Search the data for the string "time" and gather each line it is in.
Start of TASK INPUT
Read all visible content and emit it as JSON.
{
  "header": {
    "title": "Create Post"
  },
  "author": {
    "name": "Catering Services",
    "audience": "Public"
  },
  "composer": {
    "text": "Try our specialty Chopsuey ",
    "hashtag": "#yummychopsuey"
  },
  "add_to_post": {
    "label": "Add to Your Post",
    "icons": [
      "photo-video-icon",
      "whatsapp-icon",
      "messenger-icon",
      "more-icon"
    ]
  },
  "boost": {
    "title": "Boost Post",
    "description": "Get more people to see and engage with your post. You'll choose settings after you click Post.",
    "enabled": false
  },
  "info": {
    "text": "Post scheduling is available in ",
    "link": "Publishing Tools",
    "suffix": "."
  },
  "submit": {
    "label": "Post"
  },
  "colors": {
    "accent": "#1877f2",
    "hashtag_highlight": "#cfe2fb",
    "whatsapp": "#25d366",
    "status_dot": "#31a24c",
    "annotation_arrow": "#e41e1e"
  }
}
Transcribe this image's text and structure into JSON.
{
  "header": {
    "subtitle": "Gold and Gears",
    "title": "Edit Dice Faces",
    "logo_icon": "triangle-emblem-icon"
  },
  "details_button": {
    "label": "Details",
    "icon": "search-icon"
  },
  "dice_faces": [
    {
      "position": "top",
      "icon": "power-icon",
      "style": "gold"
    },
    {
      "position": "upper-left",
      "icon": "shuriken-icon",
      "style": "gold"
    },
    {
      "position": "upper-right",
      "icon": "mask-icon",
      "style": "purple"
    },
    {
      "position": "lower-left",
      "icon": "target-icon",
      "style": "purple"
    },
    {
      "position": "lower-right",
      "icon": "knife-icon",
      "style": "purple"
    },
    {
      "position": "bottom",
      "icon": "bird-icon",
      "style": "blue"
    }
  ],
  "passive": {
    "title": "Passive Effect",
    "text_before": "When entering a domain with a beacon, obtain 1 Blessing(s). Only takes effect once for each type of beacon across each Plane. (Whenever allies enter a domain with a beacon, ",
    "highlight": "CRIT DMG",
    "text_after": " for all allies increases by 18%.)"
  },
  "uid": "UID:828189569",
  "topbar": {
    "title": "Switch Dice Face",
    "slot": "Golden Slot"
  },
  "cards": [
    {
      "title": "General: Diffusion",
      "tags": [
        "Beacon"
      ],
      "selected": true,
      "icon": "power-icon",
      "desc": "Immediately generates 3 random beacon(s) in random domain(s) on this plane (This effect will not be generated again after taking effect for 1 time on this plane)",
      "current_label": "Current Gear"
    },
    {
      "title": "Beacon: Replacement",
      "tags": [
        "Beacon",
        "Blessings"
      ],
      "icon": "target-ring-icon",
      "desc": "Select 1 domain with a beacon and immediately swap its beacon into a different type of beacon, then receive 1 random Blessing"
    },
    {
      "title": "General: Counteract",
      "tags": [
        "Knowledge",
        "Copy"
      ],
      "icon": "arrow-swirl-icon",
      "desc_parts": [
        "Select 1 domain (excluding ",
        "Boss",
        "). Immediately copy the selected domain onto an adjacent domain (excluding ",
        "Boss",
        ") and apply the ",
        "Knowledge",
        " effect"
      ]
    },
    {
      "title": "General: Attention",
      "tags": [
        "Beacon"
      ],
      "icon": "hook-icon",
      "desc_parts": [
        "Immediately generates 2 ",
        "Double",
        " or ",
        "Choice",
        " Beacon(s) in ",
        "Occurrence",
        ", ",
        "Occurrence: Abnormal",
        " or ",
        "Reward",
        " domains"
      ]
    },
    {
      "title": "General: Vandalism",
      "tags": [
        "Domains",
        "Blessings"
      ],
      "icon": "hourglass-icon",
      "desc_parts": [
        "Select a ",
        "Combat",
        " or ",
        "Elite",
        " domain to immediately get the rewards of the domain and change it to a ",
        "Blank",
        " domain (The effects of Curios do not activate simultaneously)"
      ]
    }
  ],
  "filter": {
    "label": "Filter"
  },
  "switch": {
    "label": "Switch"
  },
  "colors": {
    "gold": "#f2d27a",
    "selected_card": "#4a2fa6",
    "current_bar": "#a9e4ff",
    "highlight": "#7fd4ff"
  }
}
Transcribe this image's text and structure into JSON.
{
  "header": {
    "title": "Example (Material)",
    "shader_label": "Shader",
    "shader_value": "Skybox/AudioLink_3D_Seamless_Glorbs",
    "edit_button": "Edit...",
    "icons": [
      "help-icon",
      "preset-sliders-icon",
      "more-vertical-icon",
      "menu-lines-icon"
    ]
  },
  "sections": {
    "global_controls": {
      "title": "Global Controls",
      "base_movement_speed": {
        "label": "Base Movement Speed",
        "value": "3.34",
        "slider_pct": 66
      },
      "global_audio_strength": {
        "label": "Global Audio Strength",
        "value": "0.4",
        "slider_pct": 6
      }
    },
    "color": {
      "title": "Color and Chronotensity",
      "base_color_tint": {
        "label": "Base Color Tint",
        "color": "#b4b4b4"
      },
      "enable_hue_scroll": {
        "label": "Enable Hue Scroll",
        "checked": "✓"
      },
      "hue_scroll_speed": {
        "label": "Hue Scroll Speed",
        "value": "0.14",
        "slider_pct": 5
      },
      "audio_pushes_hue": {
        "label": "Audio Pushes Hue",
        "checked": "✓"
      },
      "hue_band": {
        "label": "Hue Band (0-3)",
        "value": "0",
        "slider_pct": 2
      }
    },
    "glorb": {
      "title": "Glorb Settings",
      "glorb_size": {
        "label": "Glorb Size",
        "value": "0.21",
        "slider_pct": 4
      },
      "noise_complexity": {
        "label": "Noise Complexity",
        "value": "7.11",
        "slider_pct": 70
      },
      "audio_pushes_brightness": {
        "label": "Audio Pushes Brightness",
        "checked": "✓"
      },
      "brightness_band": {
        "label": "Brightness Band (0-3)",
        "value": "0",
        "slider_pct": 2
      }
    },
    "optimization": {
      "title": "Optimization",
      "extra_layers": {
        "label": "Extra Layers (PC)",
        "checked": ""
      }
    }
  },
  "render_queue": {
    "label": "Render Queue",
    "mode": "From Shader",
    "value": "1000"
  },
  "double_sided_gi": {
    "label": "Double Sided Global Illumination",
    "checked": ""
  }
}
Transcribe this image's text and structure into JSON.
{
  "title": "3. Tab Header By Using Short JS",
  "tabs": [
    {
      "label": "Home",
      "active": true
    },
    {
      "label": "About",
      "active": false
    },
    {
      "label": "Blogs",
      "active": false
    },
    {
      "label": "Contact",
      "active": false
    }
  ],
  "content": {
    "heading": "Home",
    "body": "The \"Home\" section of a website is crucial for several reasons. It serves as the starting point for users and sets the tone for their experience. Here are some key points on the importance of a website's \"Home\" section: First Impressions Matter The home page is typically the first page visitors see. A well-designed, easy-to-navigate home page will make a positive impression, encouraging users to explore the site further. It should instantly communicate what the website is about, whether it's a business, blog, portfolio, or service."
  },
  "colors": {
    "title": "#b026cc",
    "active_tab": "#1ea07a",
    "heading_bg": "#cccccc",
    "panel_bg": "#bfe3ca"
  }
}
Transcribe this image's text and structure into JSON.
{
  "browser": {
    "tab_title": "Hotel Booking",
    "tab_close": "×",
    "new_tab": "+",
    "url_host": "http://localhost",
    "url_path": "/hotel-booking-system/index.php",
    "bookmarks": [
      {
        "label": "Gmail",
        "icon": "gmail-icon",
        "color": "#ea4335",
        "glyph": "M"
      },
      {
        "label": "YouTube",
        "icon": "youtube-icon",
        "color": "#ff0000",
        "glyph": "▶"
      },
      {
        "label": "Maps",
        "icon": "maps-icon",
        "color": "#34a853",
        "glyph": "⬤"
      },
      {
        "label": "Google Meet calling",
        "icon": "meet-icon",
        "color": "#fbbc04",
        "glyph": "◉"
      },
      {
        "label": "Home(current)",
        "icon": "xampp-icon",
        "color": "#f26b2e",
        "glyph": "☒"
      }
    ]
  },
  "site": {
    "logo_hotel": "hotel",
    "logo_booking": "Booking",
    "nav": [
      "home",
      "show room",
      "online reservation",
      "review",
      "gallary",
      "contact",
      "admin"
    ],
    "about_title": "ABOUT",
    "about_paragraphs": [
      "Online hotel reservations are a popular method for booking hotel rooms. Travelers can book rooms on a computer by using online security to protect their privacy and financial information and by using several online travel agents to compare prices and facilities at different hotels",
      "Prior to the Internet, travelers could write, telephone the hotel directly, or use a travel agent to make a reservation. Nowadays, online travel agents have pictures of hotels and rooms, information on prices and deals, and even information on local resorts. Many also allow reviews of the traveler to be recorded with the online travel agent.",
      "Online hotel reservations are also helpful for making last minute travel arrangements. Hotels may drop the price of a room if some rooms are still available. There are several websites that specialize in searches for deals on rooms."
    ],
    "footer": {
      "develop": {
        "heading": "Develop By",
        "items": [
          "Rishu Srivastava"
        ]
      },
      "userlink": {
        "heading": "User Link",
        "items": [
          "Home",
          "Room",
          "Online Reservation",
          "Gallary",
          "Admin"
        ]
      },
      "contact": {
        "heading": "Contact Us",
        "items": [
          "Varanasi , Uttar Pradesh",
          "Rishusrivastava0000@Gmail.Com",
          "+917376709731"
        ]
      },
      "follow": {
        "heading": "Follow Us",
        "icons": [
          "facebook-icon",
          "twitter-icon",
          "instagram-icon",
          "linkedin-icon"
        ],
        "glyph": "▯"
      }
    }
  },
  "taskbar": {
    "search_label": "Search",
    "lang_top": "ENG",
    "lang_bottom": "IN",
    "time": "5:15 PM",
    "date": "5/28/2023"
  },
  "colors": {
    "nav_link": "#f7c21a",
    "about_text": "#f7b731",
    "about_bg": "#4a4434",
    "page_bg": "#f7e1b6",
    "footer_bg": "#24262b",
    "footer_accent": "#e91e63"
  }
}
End of TASK INPUT
§ SOLUTION TO THIS PROBLEM:
      "desc": "Immediately generates 3 random beacon(s) in random domain(s) on this plane (This effect will not be generated again after taking effect for 1 time on this plane)",
    "time": "5:15 PM",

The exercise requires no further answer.